— START OF Given records —

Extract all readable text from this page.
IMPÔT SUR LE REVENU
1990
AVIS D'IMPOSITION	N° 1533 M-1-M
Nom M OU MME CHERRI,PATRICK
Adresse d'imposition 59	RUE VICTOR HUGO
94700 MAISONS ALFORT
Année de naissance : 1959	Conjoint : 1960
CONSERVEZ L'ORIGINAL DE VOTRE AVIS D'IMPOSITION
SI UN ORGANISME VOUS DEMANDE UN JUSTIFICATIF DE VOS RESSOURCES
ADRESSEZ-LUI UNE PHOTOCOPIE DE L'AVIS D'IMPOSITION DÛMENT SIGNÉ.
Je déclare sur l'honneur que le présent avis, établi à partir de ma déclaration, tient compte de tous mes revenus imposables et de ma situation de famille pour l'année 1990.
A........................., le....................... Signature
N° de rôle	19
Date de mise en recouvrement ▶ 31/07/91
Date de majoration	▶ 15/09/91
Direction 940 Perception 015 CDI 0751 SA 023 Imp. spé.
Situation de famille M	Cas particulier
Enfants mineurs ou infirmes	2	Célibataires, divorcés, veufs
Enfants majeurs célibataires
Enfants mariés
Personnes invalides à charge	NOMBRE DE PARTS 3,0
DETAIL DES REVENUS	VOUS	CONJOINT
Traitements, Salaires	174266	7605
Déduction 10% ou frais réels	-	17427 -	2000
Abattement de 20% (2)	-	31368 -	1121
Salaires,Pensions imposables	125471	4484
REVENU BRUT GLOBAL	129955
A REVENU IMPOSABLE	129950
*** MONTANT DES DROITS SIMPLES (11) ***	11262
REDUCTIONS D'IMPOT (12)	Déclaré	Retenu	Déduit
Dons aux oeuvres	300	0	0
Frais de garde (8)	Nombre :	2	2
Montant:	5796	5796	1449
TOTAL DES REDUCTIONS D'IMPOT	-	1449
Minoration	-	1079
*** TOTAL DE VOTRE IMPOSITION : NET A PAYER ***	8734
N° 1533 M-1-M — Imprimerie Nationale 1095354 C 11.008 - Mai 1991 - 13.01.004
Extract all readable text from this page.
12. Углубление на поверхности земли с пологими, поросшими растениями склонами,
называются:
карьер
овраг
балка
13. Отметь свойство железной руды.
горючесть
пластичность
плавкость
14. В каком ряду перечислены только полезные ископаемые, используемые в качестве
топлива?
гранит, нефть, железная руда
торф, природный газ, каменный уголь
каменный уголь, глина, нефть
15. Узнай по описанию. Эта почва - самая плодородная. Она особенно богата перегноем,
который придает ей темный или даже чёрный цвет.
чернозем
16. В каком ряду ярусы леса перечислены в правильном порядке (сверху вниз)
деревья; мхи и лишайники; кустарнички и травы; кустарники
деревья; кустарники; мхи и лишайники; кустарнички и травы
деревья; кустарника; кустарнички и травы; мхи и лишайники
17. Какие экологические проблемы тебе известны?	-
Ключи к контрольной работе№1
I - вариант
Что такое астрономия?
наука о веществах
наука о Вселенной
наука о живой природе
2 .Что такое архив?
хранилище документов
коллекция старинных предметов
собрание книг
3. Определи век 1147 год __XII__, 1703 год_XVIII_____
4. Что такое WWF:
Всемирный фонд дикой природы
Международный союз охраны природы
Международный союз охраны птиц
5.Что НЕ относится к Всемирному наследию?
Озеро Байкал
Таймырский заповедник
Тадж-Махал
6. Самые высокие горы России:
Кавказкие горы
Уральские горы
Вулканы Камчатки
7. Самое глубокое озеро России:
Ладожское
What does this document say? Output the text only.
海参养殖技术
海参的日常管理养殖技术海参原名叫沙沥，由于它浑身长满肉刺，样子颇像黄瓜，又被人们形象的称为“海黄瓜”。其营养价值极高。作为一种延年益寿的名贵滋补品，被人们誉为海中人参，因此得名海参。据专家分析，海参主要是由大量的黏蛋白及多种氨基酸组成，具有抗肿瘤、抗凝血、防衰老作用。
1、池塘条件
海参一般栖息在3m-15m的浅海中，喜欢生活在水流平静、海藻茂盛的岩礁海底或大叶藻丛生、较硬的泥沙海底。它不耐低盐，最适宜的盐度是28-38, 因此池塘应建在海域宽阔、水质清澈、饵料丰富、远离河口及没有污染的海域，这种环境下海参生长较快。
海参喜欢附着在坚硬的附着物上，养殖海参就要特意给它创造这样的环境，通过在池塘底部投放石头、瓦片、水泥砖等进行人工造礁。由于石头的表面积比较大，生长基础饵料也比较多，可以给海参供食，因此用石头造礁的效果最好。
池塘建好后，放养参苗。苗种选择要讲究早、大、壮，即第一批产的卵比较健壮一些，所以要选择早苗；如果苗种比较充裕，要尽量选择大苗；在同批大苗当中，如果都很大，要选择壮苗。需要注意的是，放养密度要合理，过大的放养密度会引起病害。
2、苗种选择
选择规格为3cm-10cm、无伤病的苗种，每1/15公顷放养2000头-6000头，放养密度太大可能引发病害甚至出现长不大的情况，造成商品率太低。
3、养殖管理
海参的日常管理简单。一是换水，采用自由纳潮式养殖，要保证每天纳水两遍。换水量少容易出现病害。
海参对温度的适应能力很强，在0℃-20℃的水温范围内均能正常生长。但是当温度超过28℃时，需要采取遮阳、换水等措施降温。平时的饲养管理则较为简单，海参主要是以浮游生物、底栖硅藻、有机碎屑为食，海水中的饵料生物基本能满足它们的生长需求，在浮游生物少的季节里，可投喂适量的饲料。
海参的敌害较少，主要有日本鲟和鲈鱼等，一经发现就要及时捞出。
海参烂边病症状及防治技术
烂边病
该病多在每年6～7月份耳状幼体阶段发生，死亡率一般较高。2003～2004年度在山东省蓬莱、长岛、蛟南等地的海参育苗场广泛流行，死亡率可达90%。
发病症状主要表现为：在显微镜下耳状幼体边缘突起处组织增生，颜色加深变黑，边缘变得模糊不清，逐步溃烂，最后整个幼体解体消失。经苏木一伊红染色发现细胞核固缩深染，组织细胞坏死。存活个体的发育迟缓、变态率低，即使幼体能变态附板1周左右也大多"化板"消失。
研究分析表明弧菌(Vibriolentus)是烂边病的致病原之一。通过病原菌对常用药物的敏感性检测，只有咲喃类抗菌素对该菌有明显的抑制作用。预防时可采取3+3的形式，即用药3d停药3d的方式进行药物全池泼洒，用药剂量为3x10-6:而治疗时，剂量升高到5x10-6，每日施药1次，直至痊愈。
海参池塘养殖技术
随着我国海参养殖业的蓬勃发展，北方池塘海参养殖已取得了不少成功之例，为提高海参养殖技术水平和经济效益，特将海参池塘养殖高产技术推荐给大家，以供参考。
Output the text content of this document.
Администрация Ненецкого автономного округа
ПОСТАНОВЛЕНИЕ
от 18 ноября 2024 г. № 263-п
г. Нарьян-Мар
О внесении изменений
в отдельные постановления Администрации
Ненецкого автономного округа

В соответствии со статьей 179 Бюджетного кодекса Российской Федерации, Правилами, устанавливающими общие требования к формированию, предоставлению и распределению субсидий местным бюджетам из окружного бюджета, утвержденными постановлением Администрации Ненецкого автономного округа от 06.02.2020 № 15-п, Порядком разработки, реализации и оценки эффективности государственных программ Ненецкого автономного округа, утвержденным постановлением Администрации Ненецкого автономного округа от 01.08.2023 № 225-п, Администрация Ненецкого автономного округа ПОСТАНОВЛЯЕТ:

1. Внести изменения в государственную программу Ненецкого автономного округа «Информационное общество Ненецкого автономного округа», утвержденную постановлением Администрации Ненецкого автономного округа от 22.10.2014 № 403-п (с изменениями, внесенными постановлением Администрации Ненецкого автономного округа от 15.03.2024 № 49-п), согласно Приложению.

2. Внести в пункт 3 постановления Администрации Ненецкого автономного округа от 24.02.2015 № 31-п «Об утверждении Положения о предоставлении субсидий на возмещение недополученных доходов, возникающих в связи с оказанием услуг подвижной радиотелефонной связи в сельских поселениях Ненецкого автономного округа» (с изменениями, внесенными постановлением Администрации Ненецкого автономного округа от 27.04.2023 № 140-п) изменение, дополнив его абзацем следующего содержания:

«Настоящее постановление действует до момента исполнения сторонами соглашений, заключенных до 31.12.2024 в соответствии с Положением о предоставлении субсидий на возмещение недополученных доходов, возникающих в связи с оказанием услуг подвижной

— END OF Given records —

● Instruction
Look over the listing. Pull out every line with the string "Внести" in it.

● Problem solution
1. Внести изменения в государственную программу Ненецкого автономного округа «Информационное общество Ненецкого автономного округа», утвержденную постановлением Администрации Ненецкого автономного округа от 22.10.2014 № 403-п (с изменениями, внесенными постановлением Администрации Ненецкого автономного округа от 15.03.2024 № 49-п), согласно Приложению.
2. Внести в пункт 3 постановления Администрации Ненецкого автономного округа от 24.02.2015 № 31-п «Об утверждении Положения о предоставлении субсидий на возмещение недополученных доходов, возникающих в связи с оказанием услуг подвижной радиотелефонной связи в сельских поселениях Ненецкого автономного округа» (с изменениями, внесенными постановлением Администрации Ненецкого автономного округа от 27.04.2023 № 140-п) изменение, дополнив его абзацем следующего содержания:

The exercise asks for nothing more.